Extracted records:
┌────────

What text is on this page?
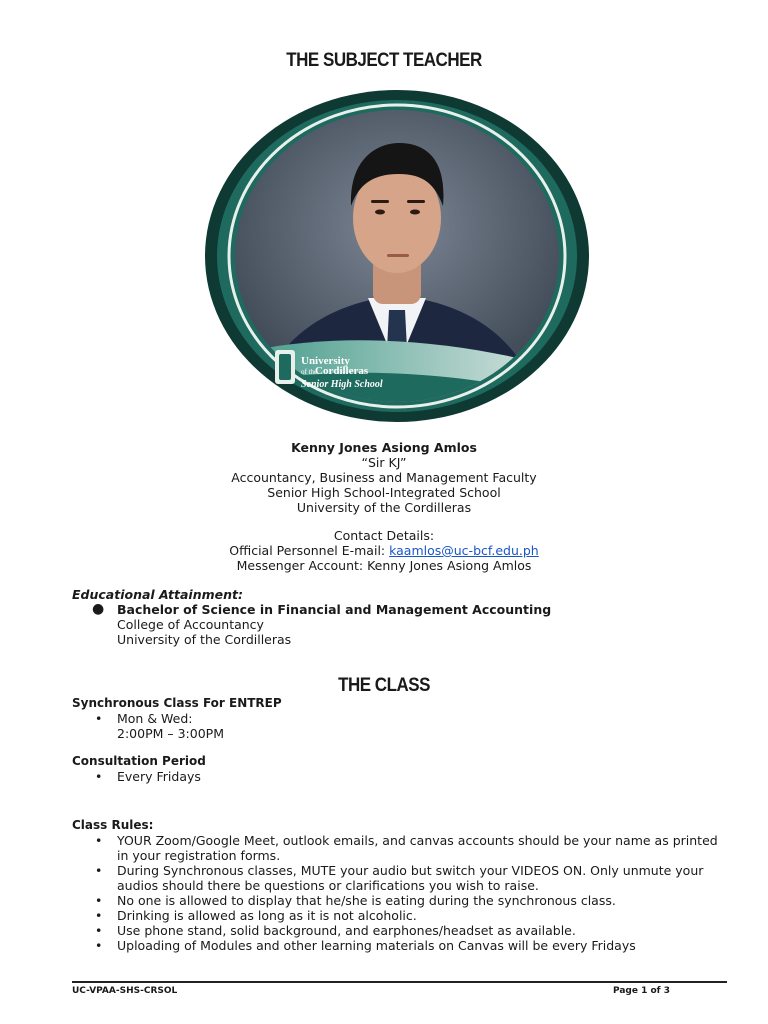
THE SUBJECT TEACHER
University
of the
Cordilleras
Senior High School
Kenny Jones Asiong Amlos
“Sir KJ”
Accountancy, Business and Management Faculty
Senior High School-Integrated School
University of the Cordilleras
Contact Details:
Official Personnel E-mail: kaamlos@uc-bcf.edu.ph
Messenger Account: Kenny Jones Asiong Amlos
Educational Attainment:
● Bachelor of Science in Financial and Management Accounting
College of Accountancy
University of the Cordilleras
THE CLASS
Synchronous Class For ENTREP
• Mon & Wed:
2:00PM – 3:00PM
Consultation Period
• Every Fridays
Class Rules:
• YOUR Zoom/Google Meet, outlook emails, and canvas accounts should be your name as printed in your registration forms.
• During Synchronous classes, MUTE your audio but switch your VIDEOS ON. Only unmute your audios should there be questions or clarifications you wish to raise.
• No one is allowed to display that he/she is eating during the synchronous class.
• Drinking is allowed as long as it is not alcoholic.
• Use phone stand, solid background, and earphones/headset as available.
• Uploading of Modules and other learning materials on Canvas will be every Fridays
UC-VPAA-SHS-CRSOL	Page 1 of 3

└────────

Work required: Copy the records exactly. Skip the pictures.

The solution:
What text is on this page?
THE SUBJECT TEACHER
University
of the
Cordilleras
Senior High School
Kenny Jones Asiong Amlos
“Sir KJ”
Accountancy, Business and Management Faculty
Senior High School-Integrated School
University of the Cordilleras
Contact Details:
Official Personnel E-mail: kaamlos@uc-bcf.edu.ph
Messenger Account: Kenny Jones Asiong Amlos
Educational Attainment:
● Bachelor of Science in Financial and Management Accounting
College of Accountancy
University of the Cordilleras
THE CLASS
Synchronous Class For ENTREP
• Mon & Wed:
2:00PM – 3:00PM
Consultation Period
• Every Fridays
Class Rules:
• YOUR Zoom/Google Meet, outlook emails, and canvas accounts should be your name as printed in your registration forms.
• During Synchronous classes, MUTE your audio but switch your VIDEOS ON. Only unmute your audios should there be questions or clarifications you wish to raise.
• No one is allowed to display that he/she is eating during the synchronous class.
• Drinking is allowed as long as it is not alcoholic.
• Use phone stand, solid background, and earphones/headset as available.
• Uploading of Modules and other learning materials on Canvas will be every Fridays
UC-VPAA-SHS-CRSOL	Page 1 of 3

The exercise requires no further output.